▽

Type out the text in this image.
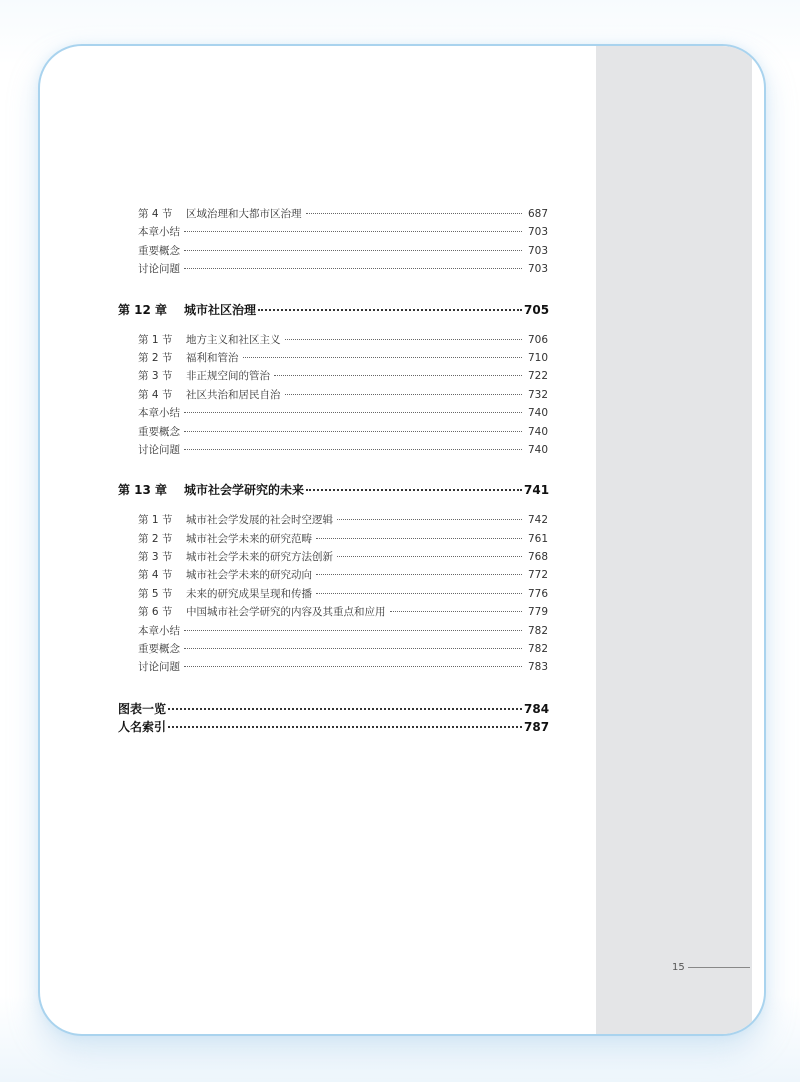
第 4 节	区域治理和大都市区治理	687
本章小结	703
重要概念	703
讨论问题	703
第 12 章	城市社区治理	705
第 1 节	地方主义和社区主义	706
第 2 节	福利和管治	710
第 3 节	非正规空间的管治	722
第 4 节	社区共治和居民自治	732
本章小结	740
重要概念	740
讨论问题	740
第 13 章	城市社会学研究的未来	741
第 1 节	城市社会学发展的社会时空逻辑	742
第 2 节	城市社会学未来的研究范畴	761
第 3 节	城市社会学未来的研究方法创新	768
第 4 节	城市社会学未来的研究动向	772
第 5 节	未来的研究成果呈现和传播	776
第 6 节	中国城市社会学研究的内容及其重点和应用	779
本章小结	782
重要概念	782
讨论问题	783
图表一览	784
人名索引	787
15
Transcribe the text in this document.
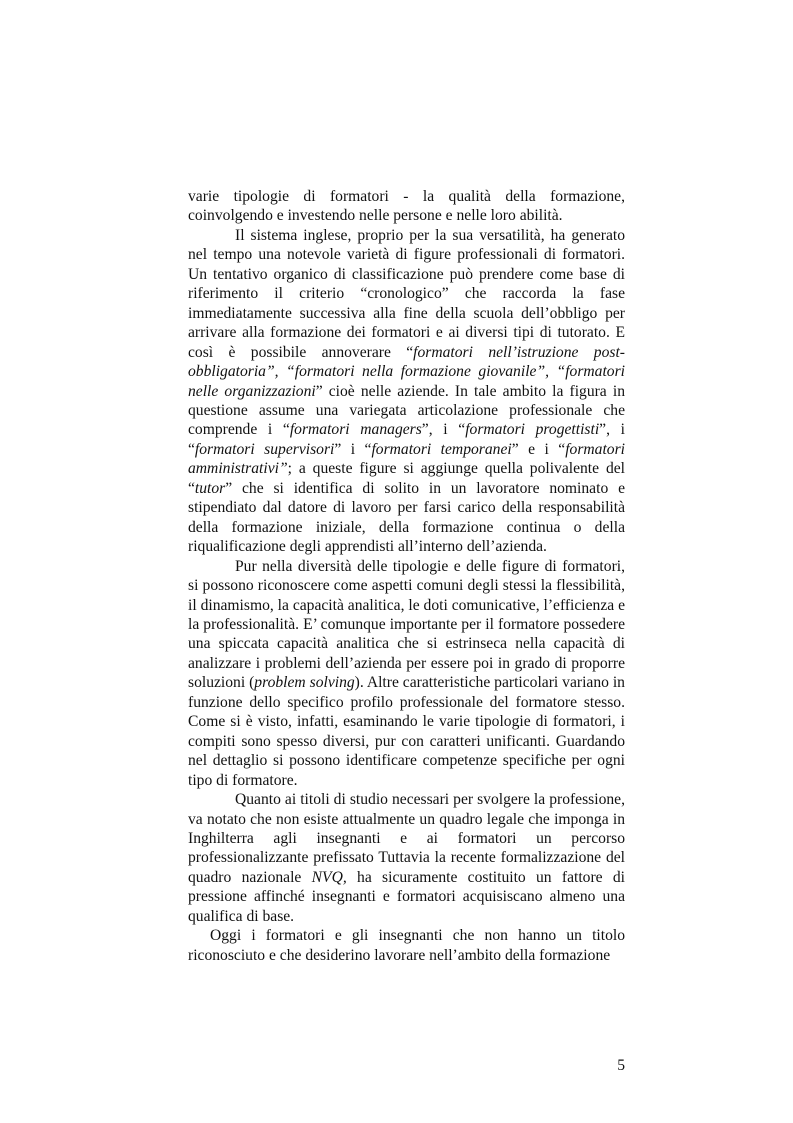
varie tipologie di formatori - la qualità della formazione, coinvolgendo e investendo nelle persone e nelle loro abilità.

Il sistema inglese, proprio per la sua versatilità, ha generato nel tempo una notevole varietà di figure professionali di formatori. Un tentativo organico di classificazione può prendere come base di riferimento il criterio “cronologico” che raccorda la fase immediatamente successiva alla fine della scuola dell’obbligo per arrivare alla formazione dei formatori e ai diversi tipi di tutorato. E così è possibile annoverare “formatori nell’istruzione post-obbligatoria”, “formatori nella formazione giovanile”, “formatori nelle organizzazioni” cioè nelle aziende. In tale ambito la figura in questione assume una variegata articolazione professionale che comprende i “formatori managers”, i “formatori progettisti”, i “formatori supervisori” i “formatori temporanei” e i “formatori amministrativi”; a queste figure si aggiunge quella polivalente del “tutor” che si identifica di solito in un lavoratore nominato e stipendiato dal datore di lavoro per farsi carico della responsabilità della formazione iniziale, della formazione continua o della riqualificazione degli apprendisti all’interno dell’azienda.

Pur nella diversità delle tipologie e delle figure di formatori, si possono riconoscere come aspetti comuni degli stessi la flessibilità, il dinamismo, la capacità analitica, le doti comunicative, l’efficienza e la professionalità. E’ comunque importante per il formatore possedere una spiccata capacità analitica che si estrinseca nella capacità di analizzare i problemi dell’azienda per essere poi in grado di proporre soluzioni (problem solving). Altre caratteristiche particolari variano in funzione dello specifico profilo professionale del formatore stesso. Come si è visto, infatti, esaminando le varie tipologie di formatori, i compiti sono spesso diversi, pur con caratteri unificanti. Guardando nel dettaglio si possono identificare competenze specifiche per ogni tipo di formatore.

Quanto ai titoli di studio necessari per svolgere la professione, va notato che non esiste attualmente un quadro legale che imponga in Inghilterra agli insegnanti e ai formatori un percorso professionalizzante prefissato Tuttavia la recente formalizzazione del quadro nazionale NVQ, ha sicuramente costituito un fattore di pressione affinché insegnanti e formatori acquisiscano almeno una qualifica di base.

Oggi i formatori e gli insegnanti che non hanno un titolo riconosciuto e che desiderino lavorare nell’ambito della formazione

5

△

» **Instructions to follow**
In the records above, find each line holding "this" and copy it.

» **Exercise output**
Type out the text in this image.
Transcribe the text in this document.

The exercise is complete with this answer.